═══ Data records

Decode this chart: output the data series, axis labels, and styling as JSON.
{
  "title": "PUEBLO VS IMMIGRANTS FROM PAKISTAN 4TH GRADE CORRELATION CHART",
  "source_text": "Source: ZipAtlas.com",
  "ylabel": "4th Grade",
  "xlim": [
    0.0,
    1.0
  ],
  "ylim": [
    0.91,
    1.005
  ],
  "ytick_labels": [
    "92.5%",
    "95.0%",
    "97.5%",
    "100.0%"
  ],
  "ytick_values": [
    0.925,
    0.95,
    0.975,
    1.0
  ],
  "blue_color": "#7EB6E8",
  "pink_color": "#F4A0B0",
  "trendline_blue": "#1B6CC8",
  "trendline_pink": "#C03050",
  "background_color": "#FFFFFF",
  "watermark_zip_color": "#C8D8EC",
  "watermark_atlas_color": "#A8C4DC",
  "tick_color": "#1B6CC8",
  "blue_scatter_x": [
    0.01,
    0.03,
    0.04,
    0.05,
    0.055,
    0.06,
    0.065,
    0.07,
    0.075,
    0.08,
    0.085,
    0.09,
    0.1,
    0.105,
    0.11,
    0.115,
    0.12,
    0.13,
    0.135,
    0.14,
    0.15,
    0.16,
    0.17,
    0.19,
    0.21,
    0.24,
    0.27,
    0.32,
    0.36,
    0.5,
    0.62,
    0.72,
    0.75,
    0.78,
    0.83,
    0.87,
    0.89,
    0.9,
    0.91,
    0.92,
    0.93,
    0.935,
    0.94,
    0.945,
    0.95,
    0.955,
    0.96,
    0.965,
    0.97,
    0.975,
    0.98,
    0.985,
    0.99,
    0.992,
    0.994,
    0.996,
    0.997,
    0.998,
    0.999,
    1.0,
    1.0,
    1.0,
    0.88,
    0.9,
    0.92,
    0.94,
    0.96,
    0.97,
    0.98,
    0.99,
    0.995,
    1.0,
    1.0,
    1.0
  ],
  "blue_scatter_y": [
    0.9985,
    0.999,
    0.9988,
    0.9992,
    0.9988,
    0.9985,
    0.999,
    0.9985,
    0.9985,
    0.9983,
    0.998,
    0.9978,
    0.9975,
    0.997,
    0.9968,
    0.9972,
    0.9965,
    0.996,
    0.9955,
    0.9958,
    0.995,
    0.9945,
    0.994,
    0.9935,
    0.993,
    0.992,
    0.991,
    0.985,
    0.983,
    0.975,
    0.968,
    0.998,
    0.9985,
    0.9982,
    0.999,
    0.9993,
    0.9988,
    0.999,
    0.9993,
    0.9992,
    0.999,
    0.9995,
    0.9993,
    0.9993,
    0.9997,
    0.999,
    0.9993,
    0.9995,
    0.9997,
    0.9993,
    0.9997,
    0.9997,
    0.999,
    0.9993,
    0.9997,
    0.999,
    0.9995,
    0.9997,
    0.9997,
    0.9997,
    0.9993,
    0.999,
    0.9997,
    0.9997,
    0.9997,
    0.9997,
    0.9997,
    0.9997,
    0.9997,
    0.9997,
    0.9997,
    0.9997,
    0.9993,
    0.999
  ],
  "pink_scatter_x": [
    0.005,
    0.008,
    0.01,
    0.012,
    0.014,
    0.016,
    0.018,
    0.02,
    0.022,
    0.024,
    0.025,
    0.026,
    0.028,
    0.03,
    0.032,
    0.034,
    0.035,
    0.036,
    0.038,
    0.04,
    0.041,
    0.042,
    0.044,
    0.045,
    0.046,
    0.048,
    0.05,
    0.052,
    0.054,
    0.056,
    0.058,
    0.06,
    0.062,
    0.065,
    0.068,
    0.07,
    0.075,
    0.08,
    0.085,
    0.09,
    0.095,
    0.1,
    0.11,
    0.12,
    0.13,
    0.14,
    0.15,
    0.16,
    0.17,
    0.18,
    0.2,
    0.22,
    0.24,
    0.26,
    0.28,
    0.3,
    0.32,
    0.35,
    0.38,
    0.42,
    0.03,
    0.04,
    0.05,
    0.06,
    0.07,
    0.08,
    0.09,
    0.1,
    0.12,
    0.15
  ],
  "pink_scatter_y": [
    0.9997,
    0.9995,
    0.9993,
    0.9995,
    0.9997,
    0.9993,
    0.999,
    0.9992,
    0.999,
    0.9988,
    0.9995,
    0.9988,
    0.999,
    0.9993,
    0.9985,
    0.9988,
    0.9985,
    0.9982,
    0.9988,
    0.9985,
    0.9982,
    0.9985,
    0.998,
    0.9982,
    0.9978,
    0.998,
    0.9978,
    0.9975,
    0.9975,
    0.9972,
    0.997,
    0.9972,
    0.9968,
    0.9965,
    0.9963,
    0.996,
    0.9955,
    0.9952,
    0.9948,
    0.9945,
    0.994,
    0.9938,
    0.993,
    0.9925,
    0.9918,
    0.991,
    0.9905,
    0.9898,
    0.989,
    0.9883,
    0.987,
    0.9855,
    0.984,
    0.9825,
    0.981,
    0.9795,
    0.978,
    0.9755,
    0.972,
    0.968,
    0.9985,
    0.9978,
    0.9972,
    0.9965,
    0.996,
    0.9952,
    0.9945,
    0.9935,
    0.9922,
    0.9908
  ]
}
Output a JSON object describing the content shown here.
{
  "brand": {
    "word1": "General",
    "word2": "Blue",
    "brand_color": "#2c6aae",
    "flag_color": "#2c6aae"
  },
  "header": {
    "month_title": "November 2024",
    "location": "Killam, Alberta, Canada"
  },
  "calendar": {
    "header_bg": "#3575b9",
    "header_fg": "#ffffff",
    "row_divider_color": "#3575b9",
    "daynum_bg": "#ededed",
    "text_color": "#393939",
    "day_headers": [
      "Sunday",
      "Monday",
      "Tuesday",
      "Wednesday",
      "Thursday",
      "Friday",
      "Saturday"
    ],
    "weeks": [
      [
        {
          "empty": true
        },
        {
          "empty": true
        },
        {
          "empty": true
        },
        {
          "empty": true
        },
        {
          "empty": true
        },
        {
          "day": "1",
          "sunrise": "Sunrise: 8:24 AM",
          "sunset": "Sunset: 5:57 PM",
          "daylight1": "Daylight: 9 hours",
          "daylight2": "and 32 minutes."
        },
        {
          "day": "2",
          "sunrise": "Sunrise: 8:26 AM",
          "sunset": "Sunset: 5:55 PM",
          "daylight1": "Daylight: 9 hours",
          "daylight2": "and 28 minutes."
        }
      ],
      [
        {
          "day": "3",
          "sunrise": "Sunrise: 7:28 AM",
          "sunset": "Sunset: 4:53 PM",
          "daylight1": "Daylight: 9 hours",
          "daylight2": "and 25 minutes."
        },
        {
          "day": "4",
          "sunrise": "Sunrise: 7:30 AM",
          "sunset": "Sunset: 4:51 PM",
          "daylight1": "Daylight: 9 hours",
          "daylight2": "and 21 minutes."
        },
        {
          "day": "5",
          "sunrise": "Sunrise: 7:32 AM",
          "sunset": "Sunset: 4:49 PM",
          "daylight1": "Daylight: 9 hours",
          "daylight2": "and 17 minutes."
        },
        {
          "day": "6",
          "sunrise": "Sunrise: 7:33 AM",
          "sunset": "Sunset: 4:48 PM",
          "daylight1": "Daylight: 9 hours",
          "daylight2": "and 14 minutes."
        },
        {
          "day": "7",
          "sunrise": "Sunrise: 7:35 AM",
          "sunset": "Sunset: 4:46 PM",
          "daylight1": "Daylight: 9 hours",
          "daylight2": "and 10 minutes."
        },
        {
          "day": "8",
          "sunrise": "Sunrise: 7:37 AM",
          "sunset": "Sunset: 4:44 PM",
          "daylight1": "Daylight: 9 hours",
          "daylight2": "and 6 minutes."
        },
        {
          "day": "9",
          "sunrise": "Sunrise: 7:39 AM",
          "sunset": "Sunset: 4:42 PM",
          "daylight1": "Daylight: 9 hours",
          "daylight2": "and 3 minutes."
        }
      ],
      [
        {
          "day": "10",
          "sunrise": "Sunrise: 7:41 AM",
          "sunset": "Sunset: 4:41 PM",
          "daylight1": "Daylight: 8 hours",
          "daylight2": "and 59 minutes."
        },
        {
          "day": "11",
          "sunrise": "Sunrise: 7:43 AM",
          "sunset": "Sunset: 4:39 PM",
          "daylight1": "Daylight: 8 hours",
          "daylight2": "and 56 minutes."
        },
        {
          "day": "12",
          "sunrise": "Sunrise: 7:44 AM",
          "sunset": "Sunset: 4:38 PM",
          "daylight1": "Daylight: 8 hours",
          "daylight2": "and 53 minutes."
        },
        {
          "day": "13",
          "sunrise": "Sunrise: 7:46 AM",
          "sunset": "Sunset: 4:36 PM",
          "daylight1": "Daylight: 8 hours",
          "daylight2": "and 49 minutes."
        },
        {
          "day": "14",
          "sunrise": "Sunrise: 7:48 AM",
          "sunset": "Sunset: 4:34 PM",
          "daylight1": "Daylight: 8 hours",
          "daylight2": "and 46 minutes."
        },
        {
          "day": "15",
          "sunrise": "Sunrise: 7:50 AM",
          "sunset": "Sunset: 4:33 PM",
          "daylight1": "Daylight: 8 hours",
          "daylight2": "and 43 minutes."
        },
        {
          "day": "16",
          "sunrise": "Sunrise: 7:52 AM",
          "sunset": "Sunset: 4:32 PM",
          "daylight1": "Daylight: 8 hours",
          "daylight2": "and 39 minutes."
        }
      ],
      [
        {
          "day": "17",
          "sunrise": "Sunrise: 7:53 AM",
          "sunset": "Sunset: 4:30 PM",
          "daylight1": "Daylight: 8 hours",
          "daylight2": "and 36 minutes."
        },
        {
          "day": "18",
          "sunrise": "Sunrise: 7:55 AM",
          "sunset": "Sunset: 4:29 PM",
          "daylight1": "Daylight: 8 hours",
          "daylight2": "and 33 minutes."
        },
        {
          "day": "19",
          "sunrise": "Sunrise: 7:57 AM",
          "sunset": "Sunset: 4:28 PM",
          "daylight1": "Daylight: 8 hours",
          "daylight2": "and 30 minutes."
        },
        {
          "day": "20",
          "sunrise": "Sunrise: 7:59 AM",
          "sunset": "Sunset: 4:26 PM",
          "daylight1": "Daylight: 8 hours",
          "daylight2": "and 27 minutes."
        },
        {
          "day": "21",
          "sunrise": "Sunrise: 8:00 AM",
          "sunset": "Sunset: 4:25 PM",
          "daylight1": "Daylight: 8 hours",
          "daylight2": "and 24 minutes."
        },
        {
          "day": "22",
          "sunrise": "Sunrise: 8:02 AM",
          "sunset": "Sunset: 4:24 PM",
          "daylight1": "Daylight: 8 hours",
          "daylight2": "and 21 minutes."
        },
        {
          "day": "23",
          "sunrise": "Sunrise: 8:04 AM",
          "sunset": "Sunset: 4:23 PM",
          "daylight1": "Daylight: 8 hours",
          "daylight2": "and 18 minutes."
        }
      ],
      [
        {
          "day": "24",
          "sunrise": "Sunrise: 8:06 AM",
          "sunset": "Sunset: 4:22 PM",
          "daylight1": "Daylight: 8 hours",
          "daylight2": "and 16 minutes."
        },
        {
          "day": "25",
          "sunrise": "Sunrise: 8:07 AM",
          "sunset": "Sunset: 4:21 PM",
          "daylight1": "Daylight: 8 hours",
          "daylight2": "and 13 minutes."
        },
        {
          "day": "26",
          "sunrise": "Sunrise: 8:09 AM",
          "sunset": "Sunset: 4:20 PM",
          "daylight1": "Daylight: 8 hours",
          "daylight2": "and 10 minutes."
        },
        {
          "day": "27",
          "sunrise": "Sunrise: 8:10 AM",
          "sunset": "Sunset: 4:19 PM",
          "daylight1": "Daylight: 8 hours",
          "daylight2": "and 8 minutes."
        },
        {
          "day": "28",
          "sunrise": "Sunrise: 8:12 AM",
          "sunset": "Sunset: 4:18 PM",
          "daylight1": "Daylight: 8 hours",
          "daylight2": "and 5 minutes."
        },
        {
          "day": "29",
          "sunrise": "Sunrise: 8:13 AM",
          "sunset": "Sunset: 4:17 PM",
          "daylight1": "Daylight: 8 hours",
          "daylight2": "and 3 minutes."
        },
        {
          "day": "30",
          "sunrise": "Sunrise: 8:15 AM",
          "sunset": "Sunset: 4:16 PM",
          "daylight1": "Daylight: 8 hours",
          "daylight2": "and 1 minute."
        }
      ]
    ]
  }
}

══════

What to work on. Of the lines in the entries above, how many include "JSON"? Only the number should be given.

Result for this task. 2